▶ Do this
In the entries below, find every line with "الجهاد" and copy it.

Extracted data entries:

---

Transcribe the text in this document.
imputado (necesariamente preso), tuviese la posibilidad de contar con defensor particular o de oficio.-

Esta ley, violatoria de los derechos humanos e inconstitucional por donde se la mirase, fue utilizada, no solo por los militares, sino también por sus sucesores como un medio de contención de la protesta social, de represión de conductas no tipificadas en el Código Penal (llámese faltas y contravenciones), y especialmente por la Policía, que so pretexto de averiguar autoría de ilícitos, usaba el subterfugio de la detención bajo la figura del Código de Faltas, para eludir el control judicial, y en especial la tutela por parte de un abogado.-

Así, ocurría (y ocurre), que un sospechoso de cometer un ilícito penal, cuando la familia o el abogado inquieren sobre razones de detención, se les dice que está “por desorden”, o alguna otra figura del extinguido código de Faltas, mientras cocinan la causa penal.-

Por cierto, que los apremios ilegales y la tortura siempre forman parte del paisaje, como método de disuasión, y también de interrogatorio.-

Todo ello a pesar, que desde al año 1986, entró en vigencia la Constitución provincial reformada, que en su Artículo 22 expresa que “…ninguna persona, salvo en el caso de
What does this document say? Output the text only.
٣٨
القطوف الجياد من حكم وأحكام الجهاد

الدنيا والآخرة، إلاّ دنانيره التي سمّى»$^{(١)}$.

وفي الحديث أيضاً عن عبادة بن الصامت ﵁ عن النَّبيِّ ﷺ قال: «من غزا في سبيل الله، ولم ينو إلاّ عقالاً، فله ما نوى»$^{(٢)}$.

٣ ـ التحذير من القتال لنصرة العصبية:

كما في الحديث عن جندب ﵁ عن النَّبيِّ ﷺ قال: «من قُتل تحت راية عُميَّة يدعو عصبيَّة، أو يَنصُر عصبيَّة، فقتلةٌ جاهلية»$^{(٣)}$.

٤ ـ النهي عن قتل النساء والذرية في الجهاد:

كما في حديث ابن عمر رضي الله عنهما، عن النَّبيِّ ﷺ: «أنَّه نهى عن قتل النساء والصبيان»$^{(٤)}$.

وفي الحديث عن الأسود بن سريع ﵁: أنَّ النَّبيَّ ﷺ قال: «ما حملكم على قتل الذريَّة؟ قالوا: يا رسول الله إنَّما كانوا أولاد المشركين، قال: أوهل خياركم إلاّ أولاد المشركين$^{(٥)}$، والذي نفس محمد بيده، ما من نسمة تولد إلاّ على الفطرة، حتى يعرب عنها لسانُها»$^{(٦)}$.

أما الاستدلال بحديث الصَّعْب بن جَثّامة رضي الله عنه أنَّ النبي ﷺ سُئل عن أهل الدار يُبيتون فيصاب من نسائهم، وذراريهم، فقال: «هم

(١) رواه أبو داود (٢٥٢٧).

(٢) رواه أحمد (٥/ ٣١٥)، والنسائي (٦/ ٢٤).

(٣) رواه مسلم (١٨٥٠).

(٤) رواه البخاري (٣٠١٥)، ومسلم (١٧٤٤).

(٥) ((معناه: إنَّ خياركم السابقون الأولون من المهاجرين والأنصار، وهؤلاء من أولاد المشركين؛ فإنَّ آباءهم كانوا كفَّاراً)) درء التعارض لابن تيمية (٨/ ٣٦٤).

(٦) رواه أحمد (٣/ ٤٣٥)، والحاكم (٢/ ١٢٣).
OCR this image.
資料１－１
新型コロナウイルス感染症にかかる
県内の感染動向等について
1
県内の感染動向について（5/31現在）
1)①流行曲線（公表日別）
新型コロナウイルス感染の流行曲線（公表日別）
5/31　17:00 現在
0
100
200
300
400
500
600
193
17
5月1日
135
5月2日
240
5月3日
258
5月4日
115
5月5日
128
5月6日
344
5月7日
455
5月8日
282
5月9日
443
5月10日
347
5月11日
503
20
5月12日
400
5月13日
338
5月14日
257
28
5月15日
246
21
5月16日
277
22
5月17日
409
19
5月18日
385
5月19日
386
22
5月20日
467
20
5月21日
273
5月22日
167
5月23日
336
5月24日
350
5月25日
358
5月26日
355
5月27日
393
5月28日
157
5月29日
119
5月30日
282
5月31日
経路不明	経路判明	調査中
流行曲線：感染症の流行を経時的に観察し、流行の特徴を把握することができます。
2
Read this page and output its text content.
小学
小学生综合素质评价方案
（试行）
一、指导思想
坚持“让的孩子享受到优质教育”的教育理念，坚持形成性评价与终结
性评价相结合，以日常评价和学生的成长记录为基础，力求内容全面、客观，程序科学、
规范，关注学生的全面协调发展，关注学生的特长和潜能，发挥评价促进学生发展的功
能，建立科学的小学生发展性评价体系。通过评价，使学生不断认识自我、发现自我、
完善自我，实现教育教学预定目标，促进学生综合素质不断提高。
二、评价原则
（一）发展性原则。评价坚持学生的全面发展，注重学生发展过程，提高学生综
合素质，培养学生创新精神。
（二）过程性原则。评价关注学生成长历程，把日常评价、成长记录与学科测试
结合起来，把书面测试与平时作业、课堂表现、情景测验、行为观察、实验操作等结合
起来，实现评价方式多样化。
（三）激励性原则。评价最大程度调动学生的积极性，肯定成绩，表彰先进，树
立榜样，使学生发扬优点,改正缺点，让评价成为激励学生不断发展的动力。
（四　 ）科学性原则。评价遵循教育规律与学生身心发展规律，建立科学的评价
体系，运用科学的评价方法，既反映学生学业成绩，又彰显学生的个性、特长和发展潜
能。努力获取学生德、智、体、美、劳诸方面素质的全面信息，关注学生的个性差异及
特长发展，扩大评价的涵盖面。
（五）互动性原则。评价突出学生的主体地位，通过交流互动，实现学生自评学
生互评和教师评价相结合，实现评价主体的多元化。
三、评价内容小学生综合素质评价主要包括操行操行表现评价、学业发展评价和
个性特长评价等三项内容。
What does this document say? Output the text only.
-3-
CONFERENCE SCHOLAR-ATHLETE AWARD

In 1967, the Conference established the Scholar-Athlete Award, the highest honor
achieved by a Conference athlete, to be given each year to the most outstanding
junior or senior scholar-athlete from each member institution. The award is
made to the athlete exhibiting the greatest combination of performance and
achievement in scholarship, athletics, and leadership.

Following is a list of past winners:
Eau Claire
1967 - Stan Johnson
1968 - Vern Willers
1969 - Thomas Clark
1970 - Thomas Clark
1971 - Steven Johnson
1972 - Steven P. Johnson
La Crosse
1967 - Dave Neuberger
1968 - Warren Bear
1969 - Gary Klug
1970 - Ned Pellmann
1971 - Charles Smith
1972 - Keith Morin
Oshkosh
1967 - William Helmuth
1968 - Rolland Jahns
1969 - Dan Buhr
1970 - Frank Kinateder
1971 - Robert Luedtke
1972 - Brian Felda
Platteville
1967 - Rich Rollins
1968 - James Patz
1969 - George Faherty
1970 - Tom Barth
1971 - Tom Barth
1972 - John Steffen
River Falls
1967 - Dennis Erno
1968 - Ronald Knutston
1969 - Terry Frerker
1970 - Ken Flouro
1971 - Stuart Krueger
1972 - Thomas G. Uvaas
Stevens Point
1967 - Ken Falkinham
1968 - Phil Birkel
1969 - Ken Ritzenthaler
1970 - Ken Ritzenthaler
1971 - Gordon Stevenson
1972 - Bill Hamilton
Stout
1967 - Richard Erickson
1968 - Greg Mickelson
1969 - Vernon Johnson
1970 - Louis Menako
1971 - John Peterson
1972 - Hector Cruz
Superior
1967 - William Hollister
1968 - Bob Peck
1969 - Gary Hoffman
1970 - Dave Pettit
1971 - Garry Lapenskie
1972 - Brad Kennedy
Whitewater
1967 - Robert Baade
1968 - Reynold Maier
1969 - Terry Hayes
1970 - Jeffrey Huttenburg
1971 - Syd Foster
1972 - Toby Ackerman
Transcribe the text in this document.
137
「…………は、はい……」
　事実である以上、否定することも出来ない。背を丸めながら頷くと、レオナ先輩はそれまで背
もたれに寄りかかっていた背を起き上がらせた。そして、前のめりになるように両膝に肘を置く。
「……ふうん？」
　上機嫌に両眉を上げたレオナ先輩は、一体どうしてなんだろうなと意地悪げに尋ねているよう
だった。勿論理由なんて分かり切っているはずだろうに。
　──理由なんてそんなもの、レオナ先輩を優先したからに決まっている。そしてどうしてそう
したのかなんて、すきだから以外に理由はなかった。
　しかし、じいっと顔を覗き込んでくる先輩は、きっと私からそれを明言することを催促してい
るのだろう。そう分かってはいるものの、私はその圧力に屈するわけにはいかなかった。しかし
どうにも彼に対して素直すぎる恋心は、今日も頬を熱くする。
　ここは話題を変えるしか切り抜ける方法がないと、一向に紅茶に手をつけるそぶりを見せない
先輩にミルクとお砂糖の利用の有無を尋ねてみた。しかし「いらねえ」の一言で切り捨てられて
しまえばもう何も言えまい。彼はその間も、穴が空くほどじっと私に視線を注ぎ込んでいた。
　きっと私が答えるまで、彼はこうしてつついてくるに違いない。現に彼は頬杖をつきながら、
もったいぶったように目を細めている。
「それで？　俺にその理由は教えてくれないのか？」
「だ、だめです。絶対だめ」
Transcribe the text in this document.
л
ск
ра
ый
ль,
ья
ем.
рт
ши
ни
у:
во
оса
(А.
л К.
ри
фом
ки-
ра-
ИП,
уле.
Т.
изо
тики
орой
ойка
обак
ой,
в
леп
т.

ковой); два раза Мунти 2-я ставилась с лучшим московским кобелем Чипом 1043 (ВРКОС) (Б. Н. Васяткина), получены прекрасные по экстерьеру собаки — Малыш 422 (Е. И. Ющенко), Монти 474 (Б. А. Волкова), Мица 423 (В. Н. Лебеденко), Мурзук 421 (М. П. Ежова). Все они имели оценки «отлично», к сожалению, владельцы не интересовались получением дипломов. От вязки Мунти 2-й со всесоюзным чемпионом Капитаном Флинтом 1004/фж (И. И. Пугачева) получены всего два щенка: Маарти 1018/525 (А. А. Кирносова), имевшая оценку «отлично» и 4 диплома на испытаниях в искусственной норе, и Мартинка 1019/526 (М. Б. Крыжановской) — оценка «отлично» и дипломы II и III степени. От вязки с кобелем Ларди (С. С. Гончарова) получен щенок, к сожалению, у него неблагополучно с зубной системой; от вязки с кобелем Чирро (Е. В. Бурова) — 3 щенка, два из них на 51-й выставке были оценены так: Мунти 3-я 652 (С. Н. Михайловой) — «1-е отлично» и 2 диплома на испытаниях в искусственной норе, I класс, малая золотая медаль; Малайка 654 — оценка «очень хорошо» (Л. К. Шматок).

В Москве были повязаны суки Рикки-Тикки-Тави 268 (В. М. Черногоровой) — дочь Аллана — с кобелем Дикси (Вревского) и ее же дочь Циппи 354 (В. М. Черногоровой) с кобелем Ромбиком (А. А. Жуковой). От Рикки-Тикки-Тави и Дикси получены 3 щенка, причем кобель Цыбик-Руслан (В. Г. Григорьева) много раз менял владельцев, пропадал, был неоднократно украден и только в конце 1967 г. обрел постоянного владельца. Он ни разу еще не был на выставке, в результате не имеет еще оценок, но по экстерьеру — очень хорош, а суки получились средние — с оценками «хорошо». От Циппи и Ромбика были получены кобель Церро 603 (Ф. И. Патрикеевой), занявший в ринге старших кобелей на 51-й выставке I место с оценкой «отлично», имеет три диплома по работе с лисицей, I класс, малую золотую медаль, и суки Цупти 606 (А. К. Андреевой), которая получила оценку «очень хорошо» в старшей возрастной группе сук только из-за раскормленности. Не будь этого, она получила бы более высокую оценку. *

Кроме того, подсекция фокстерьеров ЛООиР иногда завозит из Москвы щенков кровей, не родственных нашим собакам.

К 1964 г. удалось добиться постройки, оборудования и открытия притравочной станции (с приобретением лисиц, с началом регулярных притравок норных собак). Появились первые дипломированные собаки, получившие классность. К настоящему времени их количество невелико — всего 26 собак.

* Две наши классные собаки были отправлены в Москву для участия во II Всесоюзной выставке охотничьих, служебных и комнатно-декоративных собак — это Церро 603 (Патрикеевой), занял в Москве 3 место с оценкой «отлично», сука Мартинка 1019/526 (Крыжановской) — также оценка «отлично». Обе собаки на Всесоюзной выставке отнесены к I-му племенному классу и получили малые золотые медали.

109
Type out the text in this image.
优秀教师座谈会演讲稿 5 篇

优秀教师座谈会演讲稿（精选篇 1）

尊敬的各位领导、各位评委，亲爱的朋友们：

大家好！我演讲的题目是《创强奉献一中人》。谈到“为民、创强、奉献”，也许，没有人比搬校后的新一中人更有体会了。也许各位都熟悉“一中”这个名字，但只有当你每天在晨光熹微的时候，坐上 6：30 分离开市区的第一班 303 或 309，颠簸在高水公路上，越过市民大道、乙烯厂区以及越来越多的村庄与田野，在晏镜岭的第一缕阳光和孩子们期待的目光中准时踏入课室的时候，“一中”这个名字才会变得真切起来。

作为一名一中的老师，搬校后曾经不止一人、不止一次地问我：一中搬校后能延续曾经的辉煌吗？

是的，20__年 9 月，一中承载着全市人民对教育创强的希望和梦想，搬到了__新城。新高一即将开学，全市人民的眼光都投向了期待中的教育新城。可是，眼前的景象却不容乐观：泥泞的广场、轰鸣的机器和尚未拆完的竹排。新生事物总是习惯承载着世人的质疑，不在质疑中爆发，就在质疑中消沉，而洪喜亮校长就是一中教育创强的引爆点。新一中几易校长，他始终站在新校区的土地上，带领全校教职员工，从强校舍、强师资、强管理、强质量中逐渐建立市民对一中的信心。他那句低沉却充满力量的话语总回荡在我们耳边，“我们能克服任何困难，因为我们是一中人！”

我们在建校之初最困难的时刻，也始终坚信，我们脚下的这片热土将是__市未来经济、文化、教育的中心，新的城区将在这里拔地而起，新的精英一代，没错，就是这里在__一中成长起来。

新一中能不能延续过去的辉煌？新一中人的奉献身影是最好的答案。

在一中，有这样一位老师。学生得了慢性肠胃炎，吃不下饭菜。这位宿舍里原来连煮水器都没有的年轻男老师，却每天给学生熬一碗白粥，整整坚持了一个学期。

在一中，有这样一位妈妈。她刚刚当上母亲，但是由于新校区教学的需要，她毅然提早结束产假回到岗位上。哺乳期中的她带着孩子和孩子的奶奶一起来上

---

▶ Completed exercise
القطوف الجياد من حكم وأحكام الجهاد
٤ ـ النهي عن قتل النساء والذرية في الجهاد:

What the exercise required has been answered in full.